Recorded data:

________________________________________

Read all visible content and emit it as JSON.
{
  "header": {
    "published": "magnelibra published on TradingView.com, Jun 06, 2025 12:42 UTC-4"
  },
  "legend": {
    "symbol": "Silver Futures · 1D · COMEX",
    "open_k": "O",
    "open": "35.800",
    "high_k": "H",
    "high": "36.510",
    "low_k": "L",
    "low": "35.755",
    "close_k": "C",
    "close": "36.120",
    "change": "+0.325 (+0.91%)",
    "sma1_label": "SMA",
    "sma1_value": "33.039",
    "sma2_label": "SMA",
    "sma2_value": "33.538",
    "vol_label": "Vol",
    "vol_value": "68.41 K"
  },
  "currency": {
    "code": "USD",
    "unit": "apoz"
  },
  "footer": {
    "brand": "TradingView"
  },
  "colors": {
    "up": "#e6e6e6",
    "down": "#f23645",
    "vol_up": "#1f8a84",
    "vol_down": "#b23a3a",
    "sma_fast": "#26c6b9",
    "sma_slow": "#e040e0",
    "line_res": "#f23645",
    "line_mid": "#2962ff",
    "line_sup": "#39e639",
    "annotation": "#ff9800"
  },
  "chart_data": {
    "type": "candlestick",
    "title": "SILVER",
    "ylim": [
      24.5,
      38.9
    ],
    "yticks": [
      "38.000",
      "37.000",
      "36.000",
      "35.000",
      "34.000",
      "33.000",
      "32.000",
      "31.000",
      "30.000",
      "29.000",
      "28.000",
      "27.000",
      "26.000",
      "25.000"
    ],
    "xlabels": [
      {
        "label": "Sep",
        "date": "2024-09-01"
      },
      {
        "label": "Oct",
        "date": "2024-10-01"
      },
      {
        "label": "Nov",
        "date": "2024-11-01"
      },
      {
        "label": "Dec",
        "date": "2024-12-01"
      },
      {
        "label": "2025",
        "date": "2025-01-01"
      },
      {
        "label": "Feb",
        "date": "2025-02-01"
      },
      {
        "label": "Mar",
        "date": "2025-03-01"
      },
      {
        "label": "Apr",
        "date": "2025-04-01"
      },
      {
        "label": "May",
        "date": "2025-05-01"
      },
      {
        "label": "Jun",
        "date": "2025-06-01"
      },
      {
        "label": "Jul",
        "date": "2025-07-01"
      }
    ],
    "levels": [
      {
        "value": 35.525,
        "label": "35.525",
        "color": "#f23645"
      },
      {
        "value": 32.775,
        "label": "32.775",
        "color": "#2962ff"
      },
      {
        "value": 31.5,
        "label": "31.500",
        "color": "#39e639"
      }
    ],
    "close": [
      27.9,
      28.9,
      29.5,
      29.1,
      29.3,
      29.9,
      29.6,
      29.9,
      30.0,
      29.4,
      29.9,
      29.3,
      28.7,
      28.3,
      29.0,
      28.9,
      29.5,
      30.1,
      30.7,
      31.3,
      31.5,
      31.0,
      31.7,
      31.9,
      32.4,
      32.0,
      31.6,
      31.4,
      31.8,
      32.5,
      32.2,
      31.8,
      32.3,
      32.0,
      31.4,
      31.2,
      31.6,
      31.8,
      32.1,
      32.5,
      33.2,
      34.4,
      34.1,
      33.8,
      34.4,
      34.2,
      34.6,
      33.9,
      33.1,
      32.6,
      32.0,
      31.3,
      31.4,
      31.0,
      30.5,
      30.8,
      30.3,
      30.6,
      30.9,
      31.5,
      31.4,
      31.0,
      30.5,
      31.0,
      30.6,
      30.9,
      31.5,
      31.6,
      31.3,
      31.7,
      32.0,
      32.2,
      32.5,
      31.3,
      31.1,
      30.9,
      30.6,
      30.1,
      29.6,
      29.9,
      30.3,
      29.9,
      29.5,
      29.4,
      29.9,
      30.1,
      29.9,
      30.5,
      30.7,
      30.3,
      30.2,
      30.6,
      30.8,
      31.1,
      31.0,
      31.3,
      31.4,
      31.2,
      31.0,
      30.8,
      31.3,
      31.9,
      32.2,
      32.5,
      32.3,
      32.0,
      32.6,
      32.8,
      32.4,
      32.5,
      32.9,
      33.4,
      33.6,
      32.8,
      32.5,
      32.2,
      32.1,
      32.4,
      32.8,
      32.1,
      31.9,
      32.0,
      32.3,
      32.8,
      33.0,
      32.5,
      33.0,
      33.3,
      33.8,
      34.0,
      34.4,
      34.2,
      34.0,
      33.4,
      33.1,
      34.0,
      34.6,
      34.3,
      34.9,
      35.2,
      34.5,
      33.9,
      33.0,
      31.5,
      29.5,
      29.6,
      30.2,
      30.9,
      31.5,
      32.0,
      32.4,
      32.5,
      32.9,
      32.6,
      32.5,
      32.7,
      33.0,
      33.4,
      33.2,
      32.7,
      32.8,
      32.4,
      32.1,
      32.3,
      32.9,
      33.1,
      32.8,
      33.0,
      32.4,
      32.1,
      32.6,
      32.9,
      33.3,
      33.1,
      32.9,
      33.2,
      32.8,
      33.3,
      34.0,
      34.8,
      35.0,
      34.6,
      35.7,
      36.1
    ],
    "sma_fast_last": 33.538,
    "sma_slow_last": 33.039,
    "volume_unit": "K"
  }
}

________________________________________

■ THE TASK
Repeat the entries exactly, all of them.

■ RIGHT ANSWER
Read all visible content and emit it as JSON.
{
  "header": {
    "published": "magnelibra published on TradingView.com, Jun 06, 2025 12:42 UTC-4"
  },
  "legend": {
    "symbol": "Silver Futures · 1D · COMEX",
    "open_k": "O",
    "open": "35.800",
    "high_k": "H",
    "high": "36.510",
    "low_k": "L",
    "low": "35.755",
    "close_k": "C",
    "close": "36.120",
    "change": "+0.325 (+0.91%)",
    "sma1_label": "SMA",
    "sma1_value": "33.039",
    "sma2_label": "SMA",
    "sma2_value": "33.538",
    "vol_label": "Vol",
    "vol_value": "68.41 K"
  },
  "currency": {
    "code": "USD",
    "unit": "apoz"
  },
  "footer": {
    "brand": "TradingView"
  },
  "colors": {
    "up": "#e6e6e6",
    "down": "#f23645",
    "vol_up": "#1f8a84",
    "vol_down": "#b23a3a",
    "sma_fast": "#26c6b9",
    "sma_slow": "#e040e0",
    "line_res": "#f23645",
    "line_mid": "#2962ff",
    "line_sup": "#39e639",
    "annotation": "#ff9800"
  },
  "chart_data": {
    "type": "candlestick",
    "title": "SILVER",
    "ylim": [
      24.5,
      38.9
    ],
    "yticks": [
      "38.000",
      "37.000",
      "36.000",
      "35.000",
      "34.000",
      "33.000",
      "32.000",
      "31.000",
      "30.000",
      "29.000",
      "28.000",
      "27.000",
      "26.000",
      "25.000"
    ],
    "xlabels": [
      {
        "label": "Sep",
        "date": "2024-09-01"
      },
      {
        "label": "Oct",
        "date": "2024-10-01"
      },
      {
        "label": "Nov",
        "date": "2024-11-01"
      },
      {
        "label": "Dec",
        "date": "2024-12-01"
      },
      {
        "label": "2025",
        "date": "2025-01-01"
      },
      {
        "label": "Feb",
        "date": "2025-02-01"
      },
      {
        "label": "Mar",
        "date": "2025-03-01"
      },
      {
        "label": "Apr",
        "date": "2025-04-01"
      },
      {
        "label": "May",
        "date": "2025-05-01"
      },
      {
        "label": "Jun",
        "date": "2025-06-01"
      },
      {
        "label": "Jul",
        "date": "2025-07-01"
      }
    ],
    "levels": [
      {
        "value": 35.525,
        "label": "35.525",
        "color": "#f23645"
      },
      {
        "value": 32.775,
        "label": "32.775",
        "color": "#2962ff"
      },
      {
        "value": 31.5,
        "label": "31.500",
        "color": "#39e639"
      }
    ],
    "close": [
      27.9,
      28.9,
      29.5,
      29.1,
      29.3,
      29.9,
      29.6,
      29.9,
      30.0,
      29.4,
      29.9,
      29.3,
      28.7,
      28.3,
      29.0,
      28.9,
      29.5,
      30.1,
      30.7,
      31.3,
      31.5,
      31.0,
      31.7,
      31.9,
      32.4,
      32.0,
      31.6,
      31.4,
      31.8,
      32.5,
      32.2,
      31.8,
      32.3,
      32.0,
      31.4,
      31.2,
      31.6,
      31.8,
      32.1,
      32.5,
      33.2,
      34.4,
      34.1,
      33.8,
      34.4,
      34.2,
      34.6,
      33.9,
      33.1,
      32.6,
      32.0,
      31.3,
      31.4,
      31.0,
      30.5,
      30.8,
      30.3,
      30.6,
      30.9,
      31.5,
      31.4,
      31.0,
      30.5,
      31.0,
      30.6,
      30.9,
      31.5,
      31.6,
      31.3,
      31.7,
      32.0,
      32.2,
      32.5,
      31.3,
      31.1,
      30.9,
      30.6,
      30.1,
      29.6,
      29.9,
      30.3,
      29.9,
      29.5,
      29.4,
      29.9,
      30.1,
      29.9,
      30.5,
      30.7,
      30.3,
      30.2,
      30.6,
      30.8,
      31.1,
      31.0,
      31.3,
      31.4,
      31.2,
      31.0,
      30.8,
      31.3,
      31.9,
      32.2,
      32.5,
      32.3,
      32.0,
      32.6,
      32.8,
      32.4,
      32.5,
      32.9,
      33.4,
      33.6,
      32.8,
      32.5,
      32.2,
      32.1,
      32.4,
      32.8,
      32.1,
      31.9,
      32.0,
      32.3,
      32.8,
      33.0,
      32.5,
      33.0,
      33.3,
      33.8,
      34.0,
      34.4,
      34.2,
      34.0,
      33.4,
      33.1,
      34.0,
      34.6,
      34.3,
      34.9,
      35.2,
      34.5,
      33.9,
      33.0,
      31.5,
      29.5,
      29.6,
      30.2,
      30.9,
      31.5,
      32.0,
      32.4,
      32.5,
      32.9,
      32.6,
      32.5,
      32.7,
      33.0,
      33.4,
      33.2,
      32.7,
      32.8,
      32.4,
      32.1,
      32.3,
      32.9,
      33.1,
      32.8,
      33.0,
      32.4,
      32.1,
      32.6,
      32.9,
      33.3,
      33.1,
      32.9,
      33.2,
      32.8,
      33.3,
      34.0,
      34.8,
      35.0,
      34.6,
      35.7,
      36.1
    ],
    "sma_fast_last": 33.538,
    "sma_slow_last": 33.039,
    "volume_unit": "K"
  }
}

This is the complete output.